ENTRIES SUPPLIED
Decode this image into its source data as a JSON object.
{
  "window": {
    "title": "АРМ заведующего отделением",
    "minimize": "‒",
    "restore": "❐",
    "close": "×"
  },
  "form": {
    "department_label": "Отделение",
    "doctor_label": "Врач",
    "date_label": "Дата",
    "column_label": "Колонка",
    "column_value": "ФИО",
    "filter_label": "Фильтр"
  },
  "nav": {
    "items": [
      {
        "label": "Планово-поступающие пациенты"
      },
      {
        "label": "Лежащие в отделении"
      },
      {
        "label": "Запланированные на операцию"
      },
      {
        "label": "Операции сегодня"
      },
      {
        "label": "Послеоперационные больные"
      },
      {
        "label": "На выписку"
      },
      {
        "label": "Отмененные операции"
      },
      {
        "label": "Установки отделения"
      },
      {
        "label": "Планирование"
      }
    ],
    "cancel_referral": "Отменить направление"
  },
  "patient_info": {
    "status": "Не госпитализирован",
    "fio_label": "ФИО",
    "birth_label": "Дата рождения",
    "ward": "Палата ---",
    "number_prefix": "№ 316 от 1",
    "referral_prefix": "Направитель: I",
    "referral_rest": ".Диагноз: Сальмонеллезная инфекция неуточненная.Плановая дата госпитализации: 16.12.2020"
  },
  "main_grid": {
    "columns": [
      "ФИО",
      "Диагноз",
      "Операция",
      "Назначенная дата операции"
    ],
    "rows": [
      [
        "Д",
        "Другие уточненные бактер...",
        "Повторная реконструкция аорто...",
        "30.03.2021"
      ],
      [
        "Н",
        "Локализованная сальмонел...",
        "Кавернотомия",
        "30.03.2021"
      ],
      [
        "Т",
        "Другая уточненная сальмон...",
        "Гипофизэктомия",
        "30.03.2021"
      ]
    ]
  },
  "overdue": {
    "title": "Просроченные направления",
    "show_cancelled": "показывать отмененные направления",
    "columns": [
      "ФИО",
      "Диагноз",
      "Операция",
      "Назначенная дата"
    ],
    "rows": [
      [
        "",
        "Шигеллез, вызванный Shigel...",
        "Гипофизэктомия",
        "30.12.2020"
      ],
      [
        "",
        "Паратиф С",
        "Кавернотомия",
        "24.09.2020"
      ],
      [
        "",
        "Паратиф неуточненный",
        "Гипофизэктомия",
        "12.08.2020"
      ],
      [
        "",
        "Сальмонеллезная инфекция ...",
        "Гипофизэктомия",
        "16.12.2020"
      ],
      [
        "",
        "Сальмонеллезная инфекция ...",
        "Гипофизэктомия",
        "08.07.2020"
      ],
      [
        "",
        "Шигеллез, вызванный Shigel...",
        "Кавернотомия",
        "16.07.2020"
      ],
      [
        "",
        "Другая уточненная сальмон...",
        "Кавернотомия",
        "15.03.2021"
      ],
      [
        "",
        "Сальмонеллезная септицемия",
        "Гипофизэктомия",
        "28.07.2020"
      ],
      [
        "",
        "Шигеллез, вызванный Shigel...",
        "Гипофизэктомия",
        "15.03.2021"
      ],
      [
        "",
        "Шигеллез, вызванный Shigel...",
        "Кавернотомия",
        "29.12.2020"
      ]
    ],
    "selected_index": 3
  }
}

TASK
Take the entries and copy them out exactly.

SOLUTION FOR THIS EXERCISE
Decode this image into its source data as a JSON object.
{
  "window": {
    "title": "АРМ заведующего отделением",
    "minimize": "‒",
    "restore": "❐",
    "close": "×"
  },
  "form": {
    "department_label": "Отделение",
    "doctor_label": "Врач",
    "date_label": "Дата",
    "column_label": "Колонка",
    "column_value": "ФИО",
    "filter_label": "Фильтр"
  },
  "nav": {
    "items": [
      {
        "label": "Планово-поступающие пациенты"
      },
      {
        "label": "Лежащие в отделении"
      },
      {
        "label": "Запланированные на операцию"
      },
      {
        "label": "Операции сегодня"
      },
      {
        "label": "Послеоперационные больные"
      },
      {
        "label": "На выписку"
      },
      {
        "label": "Отмененные операции"
      },
      {
        "label": "Установки отделения"
      },
      {
        "label": "Планирование"
      }
    ],
    "cancel_referral": "Отменить направление"
  },
  "patient_info": {
    "status": "Не госпитализирован",
    "fio_label": "ФИО",
    "birth_label": "Дата рождения",
    "ward": "Палата ---",
    "number_prefix": "№ 316 от 1",
    "referral_prefix": "Направитель: I",
    "referral_rest": ".Диагноз: Сальмонеллезная инфекция неуточненная.Плановая дата госпитализации: 16.12.2020"
  },
  "main_grid": {
    "columns": [
      "ФИО",
      "Диагноз",
      "Операция",
      "Назначенная дата операции"
    ],
    "rows": [
      [
        "Д",
        "Другие уточненные бактер...",
        "Повторная реконструкция аорто...",
        "30.03.2021"
      ],
      [
        "Н",
        "Локализованная сальмонел...",
        "Кавернотомия",
        "30.03.2021"
      ],
      [
        "Т",
        "Другая уточненная сальмон...",
        "Гипофизэктомия",
        "30.03.2021"
      ]
    ]
  },
  "overdue": {
    "title": "Просроченные направления",
    "show_cancelled": "показывать отмененные направления",
    "columns": [
      "ФИО",
      "Диагноз",
      "Операция",
      "Назначенная дата"
    ],
    "rows": [
      [
        "",
        "Шигеллез, вызванный Shigel...",
        "Гипофизэктомия",
        "30.12.2020"
      ],
      [
        "",
        "Паратиф С",
        "Кавернотомия",
        "24.09.2020"
      ],
      [
        "",
        "Паратиф неуточненный",
        "Гипофизэктомия",
        "12.08.2020"
      ],
      [
        "",
        "Сальмонеллезная инфекция ...",
        "Гипофизэктомия",
        "16.12.2020"
      ],
      [
        "",
        "Сальмонеллезная инфекция ...",
        "Гипофизэктомия",
        "08.07.2020"
      ],
      [
        "",
        "Шигеллез, вызванный Shigel...",
        "Кавернотомия",
        "16.07.2020"
      ],
      [
        "",
        "Другая уточненная сальмон...",
        "Кавернотомия",
        "15.03.2021"
      ],
      [
        "",
        "Сальмонеллезная септицемия",
        "Гипофизэктомия",
        "28.07.2020"
      ],
      [
        "",
        "Шигеллез, вызванный Shigel...",
        "Гипофизэктомия",
        "15.03.2021"
      ],
      [
        "",
        "Шигеллез, вызванный Shigel...",
        "Кавернотомия",
        "29.12.2020"
      ]
    ],
    "selected_index": 3
  }
}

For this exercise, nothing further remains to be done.